_Task statement_. Reproduce the following entries line for line without any changes, omitting the pictures from your answer.
■ ■ ■
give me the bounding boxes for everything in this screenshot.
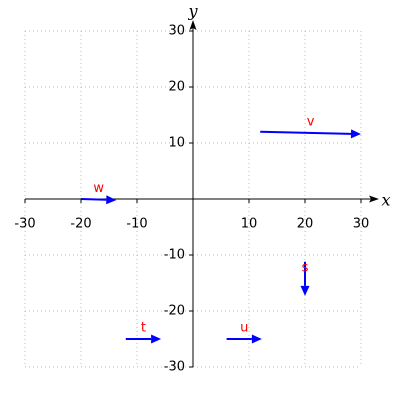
- vector-label: u: [240, 321, 248, 336]
- vector-label: s: [302, 260, 309, 275]
- y-tick-label: 30: [168, 24, 185, 39]
- y-tick-label: -20: [164, 304, 185, 319]
- y-tick-label: 20: [168, 80, 185, 95]
- vector-head: [300, 285, 310, 296]
- x-axis-label: x: [381, 191, 390, 210]
- x-tick-label: 10: [241, 217, 258, 232]
- vector-head: [106, 195, 117, 205]
- vector-shaft: [80, 198, 107, 201]
- vector-label: v: [307, 114, 315, 129]
- y-tick-label: 10: [168, 136, 185, 151]
- y-tick-label: -10: [164, 248, 185, 263]
- y-axis-label: y: [187, 2, 198, 21]
- x-tick-label: 20: [297, 217, 314, 232]
- vector-label: w: [93, 181, 104, 196]
- x-tick-label: -30: [14, 217, 35, 232]
- vector-label: t: [141, 321, 146, 336]
- x-axis-arrow: [369, 195, 379, 203]
- vector-shaft: [260, 130, 352, 135]
- vector-head: [251, 334, 262, 344]
- vector-head: [350, 129, 361, 139]
- x-tick-label: -10: [126, 217, 147, 232]
- y-tick-label: -30: [164, 360, 185, 375]
- vector-head: [151, 334, 162, 344]
- x-tick-label: -20: [70, 217, 91, 232]
- y-axis-arrow: [189, 20, 197, 30]
- x-tick-label: 30: [353, 217, 370, 232]
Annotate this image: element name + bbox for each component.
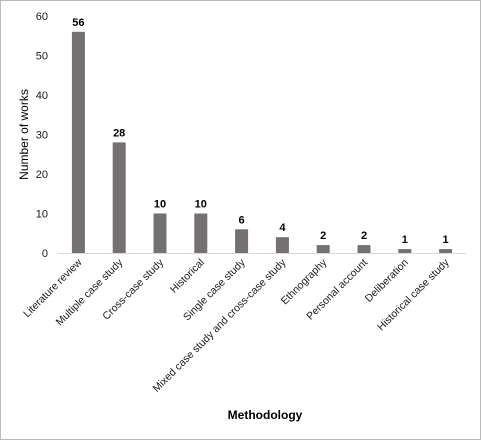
y-tick-label: 40: [36, 90, 48, 102]
data-label: 2: [361, 230, 367, 242]
bar: [235, 229, 249, 253]
data-labels: 56 28 10 10 6 4 2 2 1 1: [72, 17, 448, 246]
data-label: 4: [279, 222, 286, 234]
data-label: 1: [402, 234, 408, 246]
category-label: Historical: [168, 257, 207, 296]
bar: [71, 31, 85, 253]
y-axis-title: Number of works: [17, 89, 31, 180]
bar: [316, 245, 330, 253]
data-label: 6: [239, 214, 245, 226]
data-label: 10: [154, 199, 166, 211]
y-tick-label: 30: [36, 130, 48, 142]
data-label: 10: [195, 199, 207, 211]
data-label: 1: [443, 234, 449, 246]
y-tick-label: 0: [42, 248, 48, 260]
bar: [357, 245, 371, 253]
category-label: Historical case study: [375, 256, 452, 333]
bar: [439, 249, 453, 253]
y-tick-label: 20: [36, 169, 48, 181]
bar: [153, 213, 167, 253]
y-tick-label: 10: [36, 209, 48, 221]
y-tick-label: 60: [36, 11, 48, 23]
data-label: 56: [72, 17, 84, 29]
y-tick-label: 50: [36, 51, 48, 63]
data-label: 2: [320, 230, 326, 242]
bar: [398, 249, 412, 253]
x-axis-title: Methodology: [228, 408, 303, 422]
bar: [275, 237, 289, 253]
bar: [194, 213, 208, 253]
data-label: 28: [113, 127, 125, 139]
bars: [71, 31, 453, 253]
bar: [112, 142, 126, 253]
y-axis-ticks: 0 10 20 30 40 50 60: [36, 11, 48, 260]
■ ■ ■
_Problem solution_.
give me the bounding boxes for everything in this screenshot.
- vector-label: u: [240, 321, 248, 336]
- vector-label: s: [302, 260, 309, 275]
- y-tick-label: 30: [168, 24, 185, 39]
- y-tick-label: -20: [164, 304, 185, 319]
- y-tick-label: 20: [168, 80, 185, 95]
- vector-head: [300, 285, 310, 296]
- x-axis-label: x: [381, 191, 390, 210]
- x-tick-label: 10: [241, 217, 258, 232]
- vector-head: [106, 195, 117, 205]
- vector-shaft: [80, 198, 107, 201]
- vector-label: v: [307, 114, 315, 129]
- y-tick-label: 10: [168, 136, 185, 151]
- y-tick-label: -10: [164, 248, 185, 263]
- y-axis-label: y: [187, 2, 198, 21]
- x-tick-label: 20: [297, 217, 314, 232]
- vector-label: w: [93, 181, 104, 196]
- x-tick-label: -30: [14, 217, 35, 232]
- vector-label: t: [141, 321, 146, 336]
- x-axis-arrow: [369, 195, 379, 203]
- vector-shaft: [260, 130, 352, 135]
- vector-head: [251, 334, 262, 344]
- vector-head: [350, 129, 361, 139]
- x-tick-label: -10: [126, 217, 147, 232]
- y-tick-label: -30: [164, 360, 185, 375]
- vector-head: [151, 334, 162, 344]
- x-tick-label: -20: [70, 217, 91, 232]
- y-axis-arrow: [189, 20, 197, 30]
- x-tick-label: 30: [353, 217, 370, 232]
Annotate this image: element name + bbox for each component.
y-tick-label: 40: [36, 90, 48, 102]
data-label: 2: [361, 230, 367, 242]
bar: [235, 229, 249, 253]
data-labels: 56 28 10 10 6 4 2 2 1 1: [72, 17, 448, 246]
data-label: 4: [279, 222, 286, 234]
data-label: 1: [402, 234, 408, 246]
category-label: Historical: [168, 257, 207, 296]
bar: [71, 31, 85, 253]
y-axis-title: Number of works: [17, 89, 31, 180]
bar: [316, 245, 330, 253]
data-label: 6: [239, 214, 245, 226]
data-label: 10: [154, 199, 166, 211]
y-tick-label: 30: [36, 130, 48, 142]
data-label: 10: [195, 199, 207, 211]
data-label: 1: [443, 234, 449, 246]
y-tick-label: 0: [42, 248, 48, 260]
bar: [357, 245, 371, 253]
category-label: Historical case study: [375, 256, 452, 333]
bar: [439, 249, 453, 253]
y-tick-label: 20: [36, 169, 48, 181]
bar: [153, 213, 167, 253]
y-tick-label: 10: [36, 209, 48, 221]
y-tick-label: 60: [36, 11, 48, 23]
data-label: 56: [72, 17, 84, 29]
y-tick-label: 50: [36, 51, 48, 63]
data-label: 2: [320, 230, 326, 242]
bar: [398, 249, 412, 253]
x-axis-title: Methodology: [228, 408, 303, 422]
bar: [275, 237, 289, 253]
bar: [194, 213, 208, 253]
data-label: 28: [113, 127, 125, 139]
bars: [71, 31, 453, 253]
bar: [112, 142, 126, 253]
y-axis-ticks: 0 10 20 30 40 50 60: [36, 11, 48, 260]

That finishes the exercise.